- **Recorded data**

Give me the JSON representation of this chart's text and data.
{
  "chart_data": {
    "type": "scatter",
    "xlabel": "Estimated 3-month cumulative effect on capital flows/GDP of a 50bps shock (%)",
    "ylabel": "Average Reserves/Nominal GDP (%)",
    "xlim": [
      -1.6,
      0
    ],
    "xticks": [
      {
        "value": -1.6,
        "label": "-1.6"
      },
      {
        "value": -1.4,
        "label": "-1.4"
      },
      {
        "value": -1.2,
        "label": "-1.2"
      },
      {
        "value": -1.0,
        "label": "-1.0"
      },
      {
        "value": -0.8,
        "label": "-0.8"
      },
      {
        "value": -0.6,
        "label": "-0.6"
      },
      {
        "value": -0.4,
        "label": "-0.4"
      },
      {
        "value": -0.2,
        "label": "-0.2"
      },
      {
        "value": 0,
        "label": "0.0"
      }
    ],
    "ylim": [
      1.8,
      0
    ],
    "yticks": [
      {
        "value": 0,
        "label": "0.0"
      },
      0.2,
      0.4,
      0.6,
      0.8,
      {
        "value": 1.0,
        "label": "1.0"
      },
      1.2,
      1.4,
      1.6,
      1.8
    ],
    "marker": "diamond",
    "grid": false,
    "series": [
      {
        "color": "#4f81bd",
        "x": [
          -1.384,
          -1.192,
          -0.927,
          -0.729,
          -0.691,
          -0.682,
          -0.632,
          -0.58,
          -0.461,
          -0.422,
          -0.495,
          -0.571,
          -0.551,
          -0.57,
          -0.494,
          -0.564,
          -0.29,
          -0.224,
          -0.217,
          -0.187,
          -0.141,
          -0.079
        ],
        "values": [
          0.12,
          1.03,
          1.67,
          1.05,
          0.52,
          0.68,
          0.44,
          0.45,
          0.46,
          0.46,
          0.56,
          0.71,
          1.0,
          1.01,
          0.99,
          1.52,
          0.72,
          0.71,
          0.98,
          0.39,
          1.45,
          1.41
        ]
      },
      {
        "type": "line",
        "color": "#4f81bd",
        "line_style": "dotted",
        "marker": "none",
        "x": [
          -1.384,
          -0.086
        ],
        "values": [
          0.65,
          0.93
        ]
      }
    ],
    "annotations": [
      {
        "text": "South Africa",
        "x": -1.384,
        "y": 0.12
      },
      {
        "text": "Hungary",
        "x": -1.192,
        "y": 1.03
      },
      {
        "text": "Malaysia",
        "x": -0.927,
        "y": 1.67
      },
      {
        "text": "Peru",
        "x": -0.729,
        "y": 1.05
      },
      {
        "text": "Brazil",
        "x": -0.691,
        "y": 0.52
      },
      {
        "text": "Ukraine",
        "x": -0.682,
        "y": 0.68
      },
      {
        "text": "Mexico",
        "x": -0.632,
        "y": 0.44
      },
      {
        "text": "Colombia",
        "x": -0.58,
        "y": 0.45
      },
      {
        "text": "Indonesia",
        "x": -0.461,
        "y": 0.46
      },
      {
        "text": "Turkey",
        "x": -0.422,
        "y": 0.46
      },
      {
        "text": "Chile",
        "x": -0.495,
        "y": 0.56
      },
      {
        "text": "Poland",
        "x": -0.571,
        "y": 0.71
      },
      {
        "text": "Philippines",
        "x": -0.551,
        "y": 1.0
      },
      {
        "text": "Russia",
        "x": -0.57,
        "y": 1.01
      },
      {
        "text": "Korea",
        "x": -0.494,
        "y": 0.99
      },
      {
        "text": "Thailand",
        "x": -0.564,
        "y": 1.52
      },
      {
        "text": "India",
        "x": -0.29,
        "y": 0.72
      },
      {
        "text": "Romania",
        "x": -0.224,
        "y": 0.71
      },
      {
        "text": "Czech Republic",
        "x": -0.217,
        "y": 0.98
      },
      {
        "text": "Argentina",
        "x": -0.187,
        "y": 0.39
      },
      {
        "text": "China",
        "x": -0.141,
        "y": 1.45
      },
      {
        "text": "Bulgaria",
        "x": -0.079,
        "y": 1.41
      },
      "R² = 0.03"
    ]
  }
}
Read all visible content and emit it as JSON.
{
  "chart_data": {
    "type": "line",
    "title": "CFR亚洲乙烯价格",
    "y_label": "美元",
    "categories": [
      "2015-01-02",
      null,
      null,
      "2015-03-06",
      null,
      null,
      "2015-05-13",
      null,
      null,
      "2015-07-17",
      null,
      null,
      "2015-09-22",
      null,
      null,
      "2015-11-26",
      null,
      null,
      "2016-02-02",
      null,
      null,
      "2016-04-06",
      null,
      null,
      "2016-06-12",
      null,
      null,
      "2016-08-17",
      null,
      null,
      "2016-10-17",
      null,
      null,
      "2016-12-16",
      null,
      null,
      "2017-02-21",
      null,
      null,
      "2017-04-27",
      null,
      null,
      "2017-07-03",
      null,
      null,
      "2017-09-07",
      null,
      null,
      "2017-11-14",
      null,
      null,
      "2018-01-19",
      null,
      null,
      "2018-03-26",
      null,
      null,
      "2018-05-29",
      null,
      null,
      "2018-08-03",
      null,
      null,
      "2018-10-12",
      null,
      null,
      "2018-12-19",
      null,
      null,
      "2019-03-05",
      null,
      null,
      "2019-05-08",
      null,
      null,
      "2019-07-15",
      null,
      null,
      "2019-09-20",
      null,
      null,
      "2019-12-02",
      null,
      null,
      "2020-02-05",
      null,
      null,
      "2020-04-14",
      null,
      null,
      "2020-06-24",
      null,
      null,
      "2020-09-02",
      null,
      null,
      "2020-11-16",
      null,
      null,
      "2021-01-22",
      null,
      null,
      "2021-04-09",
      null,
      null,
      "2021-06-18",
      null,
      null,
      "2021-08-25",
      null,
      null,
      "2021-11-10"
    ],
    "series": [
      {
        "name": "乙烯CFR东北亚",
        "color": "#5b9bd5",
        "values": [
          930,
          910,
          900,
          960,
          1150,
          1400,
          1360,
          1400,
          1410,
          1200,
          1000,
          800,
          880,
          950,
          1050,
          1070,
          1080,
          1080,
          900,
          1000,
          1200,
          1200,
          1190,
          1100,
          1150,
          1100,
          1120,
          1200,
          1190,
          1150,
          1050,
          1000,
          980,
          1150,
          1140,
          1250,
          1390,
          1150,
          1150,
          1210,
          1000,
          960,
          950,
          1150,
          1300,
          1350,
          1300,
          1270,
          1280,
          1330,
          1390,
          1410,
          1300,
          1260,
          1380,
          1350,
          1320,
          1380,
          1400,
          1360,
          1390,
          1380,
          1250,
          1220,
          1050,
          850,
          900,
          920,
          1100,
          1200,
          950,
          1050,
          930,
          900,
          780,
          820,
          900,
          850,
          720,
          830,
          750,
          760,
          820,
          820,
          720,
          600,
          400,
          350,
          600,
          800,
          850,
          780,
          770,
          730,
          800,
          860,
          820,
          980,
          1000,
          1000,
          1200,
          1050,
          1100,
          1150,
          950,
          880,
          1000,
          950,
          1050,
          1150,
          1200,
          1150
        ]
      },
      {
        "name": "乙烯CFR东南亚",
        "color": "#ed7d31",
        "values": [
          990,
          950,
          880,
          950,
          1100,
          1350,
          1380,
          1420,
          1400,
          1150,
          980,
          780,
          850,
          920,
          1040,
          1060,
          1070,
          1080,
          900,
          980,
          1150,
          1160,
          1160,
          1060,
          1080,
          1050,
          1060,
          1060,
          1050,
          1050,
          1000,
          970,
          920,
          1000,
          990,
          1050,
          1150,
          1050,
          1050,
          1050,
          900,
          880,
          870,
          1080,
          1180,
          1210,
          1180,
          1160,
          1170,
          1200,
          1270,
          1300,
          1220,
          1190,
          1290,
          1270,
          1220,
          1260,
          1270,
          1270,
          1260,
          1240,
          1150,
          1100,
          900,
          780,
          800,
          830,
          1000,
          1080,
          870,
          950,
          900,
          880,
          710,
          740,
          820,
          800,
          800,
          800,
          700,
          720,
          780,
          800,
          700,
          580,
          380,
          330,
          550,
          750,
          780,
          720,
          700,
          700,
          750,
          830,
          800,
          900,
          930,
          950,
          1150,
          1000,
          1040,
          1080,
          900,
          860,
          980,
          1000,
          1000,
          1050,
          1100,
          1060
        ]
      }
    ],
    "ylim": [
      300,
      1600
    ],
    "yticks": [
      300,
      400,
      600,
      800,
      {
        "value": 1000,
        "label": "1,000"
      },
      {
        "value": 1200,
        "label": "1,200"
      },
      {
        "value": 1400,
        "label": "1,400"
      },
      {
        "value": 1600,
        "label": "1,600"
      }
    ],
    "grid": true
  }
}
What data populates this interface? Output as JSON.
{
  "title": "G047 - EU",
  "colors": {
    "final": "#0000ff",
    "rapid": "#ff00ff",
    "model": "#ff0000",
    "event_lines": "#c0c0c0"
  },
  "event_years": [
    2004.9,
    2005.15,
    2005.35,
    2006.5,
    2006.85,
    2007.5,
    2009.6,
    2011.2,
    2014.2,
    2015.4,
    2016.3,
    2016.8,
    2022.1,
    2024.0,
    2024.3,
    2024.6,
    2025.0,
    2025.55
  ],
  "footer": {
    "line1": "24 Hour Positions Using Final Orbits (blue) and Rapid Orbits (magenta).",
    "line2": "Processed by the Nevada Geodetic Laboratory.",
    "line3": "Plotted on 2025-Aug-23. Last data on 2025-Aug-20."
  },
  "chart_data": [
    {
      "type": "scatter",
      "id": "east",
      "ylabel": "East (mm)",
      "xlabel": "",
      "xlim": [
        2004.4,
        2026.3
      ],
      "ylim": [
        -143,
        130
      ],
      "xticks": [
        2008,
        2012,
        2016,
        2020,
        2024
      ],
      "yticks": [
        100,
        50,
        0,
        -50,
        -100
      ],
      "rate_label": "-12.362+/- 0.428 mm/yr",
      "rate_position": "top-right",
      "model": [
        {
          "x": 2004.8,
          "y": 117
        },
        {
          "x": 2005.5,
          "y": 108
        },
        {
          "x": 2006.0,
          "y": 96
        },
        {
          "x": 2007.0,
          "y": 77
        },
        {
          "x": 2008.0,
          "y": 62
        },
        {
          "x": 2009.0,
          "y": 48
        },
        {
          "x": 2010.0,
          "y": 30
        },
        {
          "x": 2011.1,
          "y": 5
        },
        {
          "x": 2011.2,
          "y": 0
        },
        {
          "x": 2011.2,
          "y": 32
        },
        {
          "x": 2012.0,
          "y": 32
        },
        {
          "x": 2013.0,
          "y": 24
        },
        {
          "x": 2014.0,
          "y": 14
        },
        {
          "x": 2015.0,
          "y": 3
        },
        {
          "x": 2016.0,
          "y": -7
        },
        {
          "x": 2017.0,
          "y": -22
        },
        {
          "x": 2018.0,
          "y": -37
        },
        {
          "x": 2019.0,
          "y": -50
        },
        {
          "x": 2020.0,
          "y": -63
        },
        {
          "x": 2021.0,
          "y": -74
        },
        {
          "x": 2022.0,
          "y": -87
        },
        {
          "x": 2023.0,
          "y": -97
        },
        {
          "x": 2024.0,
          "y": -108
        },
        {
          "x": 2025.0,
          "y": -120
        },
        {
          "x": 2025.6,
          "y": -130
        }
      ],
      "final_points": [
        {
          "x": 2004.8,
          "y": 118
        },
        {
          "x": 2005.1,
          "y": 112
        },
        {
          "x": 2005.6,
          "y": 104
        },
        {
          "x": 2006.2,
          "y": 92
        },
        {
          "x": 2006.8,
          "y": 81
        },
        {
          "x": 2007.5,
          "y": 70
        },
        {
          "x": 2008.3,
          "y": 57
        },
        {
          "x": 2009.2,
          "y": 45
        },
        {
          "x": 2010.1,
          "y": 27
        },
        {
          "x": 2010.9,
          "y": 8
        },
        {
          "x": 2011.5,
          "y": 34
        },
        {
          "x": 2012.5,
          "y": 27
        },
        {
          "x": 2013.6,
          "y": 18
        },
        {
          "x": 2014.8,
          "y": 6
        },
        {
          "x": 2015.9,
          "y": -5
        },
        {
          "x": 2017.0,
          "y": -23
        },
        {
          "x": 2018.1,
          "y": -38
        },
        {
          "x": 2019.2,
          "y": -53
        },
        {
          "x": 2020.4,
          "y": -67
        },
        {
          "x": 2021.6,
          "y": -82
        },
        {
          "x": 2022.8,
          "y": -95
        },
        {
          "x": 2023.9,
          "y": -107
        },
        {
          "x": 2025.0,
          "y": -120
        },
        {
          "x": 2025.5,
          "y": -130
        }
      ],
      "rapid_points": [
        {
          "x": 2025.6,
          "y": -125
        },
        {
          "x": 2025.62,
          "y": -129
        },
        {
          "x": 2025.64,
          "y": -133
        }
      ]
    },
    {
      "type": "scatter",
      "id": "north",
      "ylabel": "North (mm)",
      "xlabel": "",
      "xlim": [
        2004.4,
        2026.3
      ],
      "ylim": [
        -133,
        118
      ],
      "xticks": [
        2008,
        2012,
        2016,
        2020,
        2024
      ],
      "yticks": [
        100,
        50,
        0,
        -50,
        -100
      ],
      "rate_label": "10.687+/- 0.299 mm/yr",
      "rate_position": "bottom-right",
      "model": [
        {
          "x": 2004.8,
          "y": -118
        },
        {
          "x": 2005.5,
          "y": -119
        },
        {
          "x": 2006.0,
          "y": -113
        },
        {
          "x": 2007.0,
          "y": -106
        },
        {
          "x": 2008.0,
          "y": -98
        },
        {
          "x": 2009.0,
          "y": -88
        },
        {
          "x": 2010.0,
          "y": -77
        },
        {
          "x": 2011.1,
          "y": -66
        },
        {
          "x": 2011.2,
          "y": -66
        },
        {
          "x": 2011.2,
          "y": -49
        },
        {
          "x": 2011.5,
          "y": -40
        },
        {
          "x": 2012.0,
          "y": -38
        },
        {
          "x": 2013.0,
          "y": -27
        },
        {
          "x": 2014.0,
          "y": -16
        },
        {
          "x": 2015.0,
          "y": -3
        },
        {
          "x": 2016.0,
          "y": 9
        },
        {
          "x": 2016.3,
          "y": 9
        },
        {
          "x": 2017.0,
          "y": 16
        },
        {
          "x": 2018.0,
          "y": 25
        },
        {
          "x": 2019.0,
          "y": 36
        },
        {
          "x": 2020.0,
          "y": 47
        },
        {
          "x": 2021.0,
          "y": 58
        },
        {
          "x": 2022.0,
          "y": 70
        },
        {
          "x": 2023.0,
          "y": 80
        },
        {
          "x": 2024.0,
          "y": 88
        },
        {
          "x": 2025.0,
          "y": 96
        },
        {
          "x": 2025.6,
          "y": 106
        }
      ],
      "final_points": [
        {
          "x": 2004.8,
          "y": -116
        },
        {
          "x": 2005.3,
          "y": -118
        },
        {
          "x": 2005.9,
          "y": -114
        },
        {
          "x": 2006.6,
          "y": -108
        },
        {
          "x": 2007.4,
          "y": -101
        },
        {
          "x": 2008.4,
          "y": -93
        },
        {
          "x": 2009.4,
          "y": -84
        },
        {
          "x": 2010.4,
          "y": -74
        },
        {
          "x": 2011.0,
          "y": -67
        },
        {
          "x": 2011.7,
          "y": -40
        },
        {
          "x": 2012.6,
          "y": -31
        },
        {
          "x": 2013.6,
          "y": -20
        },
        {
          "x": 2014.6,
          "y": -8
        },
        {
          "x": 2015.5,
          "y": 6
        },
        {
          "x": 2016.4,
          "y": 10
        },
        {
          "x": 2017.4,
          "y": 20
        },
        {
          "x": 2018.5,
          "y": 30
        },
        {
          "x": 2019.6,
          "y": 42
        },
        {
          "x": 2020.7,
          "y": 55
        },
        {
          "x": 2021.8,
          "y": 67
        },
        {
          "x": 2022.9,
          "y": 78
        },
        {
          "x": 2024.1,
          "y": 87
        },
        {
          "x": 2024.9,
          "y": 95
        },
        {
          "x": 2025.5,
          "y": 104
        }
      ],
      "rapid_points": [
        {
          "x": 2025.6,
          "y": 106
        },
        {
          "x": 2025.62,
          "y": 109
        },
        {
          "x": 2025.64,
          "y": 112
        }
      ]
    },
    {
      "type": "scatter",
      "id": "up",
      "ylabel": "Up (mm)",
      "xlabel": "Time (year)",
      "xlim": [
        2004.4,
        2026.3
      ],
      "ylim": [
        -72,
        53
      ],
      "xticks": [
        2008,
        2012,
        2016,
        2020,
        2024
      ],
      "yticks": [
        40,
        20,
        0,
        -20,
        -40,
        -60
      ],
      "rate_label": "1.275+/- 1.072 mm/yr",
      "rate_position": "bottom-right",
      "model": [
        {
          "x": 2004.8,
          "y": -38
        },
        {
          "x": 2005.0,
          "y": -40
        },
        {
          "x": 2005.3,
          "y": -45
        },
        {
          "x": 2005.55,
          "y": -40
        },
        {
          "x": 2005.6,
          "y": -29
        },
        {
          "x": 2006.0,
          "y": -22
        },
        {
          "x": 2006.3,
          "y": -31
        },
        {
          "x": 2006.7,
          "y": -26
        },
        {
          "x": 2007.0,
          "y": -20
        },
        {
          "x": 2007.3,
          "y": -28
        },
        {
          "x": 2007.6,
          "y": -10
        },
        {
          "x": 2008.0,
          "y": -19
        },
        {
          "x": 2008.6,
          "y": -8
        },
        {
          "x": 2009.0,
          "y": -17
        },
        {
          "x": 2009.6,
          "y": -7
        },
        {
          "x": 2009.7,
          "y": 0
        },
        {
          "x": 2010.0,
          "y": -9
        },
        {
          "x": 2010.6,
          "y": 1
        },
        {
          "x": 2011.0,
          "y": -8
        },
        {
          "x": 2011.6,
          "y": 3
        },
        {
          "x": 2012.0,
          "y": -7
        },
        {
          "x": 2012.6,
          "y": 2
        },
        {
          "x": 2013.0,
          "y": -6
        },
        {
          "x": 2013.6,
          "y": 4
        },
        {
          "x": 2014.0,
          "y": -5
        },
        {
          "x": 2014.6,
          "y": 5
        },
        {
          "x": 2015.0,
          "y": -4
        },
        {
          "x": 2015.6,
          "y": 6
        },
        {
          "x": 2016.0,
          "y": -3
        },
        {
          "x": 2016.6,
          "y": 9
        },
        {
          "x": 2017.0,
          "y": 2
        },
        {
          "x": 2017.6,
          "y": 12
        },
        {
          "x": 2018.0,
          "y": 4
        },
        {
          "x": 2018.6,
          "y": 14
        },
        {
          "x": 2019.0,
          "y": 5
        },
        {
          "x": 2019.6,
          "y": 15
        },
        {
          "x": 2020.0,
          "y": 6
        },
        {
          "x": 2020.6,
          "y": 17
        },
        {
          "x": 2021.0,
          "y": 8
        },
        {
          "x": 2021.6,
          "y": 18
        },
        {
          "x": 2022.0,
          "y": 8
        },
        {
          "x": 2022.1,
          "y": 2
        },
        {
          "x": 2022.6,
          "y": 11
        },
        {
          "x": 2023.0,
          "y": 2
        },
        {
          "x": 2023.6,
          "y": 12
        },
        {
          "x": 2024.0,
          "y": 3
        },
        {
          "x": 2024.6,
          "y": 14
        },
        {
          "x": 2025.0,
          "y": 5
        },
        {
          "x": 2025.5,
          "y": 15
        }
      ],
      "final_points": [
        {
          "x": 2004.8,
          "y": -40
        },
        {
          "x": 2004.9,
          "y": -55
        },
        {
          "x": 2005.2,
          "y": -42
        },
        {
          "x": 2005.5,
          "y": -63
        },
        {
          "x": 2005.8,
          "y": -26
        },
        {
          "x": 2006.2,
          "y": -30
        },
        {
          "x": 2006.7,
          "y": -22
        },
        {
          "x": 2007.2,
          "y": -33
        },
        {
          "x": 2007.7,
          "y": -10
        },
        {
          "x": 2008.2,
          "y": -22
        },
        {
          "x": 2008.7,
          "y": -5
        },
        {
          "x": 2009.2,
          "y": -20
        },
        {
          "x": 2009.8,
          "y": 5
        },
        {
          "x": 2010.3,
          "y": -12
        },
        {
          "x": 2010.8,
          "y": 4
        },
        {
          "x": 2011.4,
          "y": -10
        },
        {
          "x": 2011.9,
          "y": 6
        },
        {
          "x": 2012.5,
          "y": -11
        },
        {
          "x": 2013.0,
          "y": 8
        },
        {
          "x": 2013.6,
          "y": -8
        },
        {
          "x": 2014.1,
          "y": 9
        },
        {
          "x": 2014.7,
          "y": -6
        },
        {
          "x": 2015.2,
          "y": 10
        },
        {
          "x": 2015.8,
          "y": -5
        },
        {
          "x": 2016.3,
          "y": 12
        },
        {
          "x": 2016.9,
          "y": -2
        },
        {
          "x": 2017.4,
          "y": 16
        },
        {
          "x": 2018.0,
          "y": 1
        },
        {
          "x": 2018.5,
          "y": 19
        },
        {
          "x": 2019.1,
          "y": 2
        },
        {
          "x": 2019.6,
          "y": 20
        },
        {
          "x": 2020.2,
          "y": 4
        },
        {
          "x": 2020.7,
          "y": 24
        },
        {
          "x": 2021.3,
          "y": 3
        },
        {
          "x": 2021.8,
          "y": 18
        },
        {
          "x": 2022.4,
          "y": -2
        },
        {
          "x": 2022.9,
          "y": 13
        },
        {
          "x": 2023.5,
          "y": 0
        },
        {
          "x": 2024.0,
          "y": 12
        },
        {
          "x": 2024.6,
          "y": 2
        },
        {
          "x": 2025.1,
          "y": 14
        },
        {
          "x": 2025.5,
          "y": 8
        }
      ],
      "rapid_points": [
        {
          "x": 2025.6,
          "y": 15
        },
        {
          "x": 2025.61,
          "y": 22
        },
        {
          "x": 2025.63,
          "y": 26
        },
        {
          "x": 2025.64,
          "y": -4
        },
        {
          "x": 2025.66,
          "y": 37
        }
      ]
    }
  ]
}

- **What you will do**
Identify the lines of the entries containing the string "xlabel". Copy each such line.

- **Exercise answer**
    "xlabel": "Estimated 3-month cumulative effect on capital flows/GDP of a 50bps shock (%)",
      "xlabel": "",
      "xlabel": "",
      "xlabel": "Time (year)",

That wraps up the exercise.